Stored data
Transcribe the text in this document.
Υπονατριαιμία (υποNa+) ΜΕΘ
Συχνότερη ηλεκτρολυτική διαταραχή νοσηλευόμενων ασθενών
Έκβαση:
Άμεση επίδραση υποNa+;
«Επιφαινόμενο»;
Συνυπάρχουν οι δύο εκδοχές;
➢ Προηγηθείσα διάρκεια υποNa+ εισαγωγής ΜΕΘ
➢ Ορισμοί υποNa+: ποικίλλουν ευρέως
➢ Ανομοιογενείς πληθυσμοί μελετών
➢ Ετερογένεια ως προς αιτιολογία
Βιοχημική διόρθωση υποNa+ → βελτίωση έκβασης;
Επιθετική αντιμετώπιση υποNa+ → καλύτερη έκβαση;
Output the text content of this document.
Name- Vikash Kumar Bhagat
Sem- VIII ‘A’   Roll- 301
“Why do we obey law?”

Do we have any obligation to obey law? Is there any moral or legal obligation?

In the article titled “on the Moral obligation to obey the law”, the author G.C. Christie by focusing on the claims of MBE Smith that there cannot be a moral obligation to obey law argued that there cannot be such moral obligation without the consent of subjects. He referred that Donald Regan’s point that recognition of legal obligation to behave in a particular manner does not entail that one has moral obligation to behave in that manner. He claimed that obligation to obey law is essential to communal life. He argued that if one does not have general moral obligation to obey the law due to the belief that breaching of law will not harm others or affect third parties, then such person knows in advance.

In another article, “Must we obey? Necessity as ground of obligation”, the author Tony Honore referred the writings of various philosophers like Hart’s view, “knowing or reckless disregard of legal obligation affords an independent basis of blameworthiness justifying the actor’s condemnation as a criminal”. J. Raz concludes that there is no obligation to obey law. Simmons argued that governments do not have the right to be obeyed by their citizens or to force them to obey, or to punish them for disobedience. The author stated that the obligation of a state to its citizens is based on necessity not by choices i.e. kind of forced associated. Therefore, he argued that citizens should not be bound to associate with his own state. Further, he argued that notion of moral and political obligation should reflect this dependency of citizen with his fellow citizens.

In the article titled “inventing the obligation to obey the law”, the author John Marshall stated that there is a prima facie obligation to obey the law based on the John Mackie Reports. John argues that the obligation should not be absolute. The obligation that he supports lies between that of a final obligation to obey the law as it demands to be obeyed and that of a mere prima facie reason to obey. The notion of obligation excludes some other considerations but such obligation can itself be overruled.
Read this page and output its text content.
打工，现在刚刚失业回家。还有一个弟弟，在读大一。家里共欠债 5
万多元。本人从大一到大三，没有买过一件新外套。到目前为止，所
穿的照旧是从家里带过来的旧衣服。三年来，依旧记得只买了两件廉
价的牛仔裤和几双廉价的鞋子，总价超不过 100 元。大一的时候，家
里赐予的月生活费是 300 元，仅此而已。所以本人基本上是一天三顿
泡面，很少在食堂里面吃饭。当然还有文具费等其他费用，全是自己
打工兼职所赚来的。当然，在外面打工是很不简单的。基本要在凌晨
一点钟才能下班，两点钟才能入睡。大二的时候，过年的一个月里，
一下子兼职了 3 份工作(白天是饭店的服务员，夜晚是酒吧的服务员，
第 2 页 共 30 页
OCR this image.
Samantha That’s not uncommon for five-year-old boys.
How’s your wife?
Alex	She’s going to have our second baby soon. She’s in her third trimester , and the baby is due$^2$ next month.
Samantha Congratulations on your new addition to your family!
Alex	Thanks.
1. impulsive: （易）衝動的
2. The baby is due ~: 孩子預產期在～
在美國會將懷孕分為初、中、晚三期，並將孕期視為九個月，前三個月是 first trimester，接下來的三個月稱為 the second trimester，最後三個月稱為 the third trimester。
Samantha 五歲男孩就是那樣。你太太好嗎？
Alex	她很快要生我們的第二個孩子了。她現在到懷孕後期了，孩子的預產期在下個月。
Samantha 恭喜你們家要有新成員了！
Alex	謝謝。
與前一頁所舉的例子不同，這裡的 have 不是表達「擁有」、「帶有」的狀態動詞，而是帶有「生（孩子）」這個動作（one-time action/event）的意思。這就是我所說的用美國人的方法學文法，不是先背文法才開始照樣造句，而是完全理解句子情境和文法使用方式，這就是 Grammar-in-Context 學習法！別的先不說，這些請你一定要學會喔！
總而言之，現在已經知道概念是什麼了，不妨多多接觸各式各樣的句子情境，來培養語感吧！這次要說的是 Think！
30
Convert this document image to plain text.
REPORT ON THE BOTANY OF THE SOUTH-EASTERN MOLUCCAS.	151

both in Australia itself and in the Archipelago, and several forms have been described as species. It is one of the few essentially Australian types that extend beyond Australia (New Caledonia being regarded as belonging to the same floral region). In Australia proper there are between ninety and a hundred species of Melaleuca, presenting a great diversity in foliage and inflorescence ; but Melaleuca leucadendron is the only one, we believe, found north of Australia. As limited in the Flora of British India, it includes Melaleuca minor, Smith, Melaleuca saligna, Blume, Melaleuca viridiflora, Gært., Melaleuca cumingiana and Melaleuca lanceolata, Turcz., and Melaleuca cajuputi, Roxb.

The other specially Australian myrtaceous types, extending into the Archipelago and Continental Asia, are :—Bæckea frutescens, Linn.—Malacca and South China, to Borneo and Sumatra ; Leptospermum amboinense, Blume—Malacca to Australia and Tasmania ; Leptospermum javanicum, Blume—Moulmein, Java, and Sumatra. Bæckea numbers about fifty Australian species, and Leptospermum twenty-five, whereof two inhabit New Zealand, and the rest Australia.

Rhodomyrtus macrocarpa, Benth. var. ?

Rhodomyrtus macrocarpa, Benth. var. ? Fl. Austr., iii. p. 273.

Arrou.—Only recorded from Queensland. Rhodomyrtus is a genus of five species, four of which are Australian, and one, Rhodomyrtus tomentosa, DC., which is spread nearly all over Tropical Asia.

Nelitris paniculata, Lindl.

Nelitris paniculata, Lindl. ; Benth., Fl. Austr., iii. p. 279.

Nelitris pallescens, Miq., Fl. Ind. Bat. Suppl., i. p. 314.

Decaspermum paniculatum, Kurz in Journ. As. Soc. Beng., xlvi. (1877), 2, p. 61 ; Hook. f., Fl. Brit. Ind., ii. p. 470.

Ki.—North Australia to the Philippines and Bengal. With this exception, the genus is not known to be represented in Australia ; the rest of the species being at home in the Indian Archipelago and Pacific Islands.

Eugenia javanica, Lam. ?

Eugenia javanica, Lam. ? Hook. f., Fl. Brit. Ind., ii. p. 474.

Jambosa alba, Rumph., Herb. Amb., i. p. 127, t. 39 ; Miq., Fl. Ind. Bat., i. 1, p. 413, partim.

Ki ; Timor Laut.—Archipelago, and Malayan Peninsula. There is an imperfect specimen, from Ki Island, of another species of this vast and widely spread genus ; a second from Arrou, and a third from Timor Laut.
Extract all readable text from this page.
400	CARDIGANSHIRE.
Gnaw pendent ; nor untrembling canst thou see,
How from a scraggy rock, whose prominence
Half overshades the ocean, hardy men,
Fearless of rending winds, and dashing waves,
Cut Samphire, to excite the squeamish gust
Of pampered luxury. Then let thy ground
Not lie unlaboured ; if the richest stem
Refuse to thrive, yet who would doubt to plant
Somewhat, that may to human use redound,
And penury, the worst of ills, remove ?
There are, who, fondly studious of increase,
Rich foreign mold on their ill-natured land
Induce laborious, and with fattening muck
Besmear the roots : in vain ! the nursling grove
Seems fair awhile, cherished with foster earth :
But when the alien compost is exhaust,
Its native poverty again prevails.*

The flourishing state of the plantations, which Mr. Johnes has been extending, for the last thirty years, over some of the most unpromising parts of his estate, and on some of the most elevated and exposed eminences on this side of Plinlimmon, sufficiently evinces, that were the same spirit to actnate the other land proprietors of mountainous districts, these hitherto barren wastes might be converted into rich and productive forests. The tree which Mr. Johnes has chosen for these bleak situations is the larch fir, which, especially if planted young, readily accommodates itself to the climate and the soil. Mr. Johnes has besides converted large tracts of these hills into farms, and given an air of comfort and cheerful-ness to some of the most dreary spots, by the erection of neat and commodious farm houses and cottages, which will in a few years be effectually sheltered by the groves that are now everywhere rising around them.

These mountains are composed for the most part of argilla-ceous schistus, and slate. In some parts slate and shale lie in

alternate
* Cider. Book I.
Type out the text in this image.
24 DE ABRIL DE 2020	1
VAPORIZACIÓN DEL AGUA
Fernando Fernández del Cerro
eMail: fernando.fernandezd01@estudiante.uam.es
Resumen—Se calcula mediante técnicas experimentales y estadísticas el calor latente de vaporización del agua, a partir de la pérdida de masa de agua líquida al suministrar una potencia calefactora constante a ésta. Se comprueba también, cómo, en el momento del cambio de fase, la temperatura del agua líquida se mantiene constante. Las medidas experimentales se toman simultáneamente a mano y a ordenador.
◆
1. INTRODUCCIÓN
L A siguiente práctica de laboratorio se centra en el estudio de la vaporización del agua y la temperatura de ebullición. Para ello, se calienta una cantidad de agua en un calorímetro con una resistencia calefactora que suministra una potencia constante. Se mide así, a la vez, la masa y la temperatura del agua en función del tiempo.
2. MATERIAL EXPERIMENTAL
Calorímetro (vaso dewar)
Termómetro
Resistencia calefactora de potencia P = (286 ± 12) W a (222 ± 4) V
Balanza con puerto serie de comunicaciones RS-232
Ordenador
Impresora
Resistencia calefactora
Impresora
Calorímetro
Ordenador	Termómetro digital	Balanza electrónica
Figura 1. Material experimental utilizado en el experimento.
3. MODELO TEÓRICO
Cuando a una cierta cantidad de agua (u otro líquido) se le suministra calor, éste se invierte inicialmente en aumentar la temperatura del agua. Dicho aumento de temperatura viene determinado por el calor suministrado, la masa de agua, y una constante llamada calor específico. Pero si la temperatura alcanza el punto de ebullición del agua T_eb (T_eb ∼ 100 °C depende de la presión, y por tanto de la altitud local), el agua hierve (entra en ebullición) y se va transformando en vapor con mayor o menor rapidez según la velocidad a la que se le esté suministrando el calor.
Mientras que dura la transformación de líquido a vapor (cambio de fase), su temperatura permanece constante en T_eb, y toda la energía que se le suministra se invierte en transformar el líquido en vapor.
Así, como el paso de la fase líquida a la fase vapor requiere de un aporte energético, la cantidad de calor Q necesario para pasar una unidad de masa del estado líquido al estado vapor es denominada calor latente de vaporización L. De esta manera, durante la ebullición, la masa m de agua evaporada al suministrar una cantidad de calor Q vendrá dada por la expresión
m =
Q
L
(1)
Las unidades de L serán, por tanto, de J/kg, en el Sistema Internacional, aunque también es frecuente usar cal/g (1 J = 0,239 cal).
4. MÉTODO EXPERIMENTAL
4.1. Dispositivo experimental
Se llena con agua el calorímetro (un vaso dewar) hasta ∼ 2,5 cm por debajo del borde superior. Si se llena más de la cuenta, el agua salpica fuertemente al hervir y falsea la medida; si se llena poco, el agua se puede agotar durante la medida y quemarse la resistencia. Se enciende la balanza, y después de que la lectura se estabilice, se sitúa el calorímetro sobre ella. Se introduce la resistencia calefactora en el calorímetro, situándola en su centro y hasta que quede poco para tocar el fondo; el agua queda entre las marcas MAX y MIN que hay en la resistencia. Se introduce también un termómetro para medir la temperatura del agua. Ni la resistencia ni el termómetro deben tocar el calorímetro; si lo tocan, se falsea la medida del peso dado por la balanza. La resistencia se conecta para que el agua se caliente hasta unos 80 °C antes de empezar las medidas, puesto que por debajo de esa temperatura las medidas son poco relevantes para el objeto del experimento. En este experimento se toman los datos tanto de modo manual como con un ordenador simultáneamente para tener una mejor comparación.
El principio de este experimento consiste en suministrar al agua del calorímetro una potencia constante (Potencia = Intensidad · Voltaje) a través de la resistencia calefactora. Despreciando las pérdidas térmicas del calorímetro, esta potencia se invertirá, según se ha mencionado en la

Work required: Working from the entries above, return all lines that contain "page".

Reply:
Read this page and output its text content.
Extract all readable text from this page.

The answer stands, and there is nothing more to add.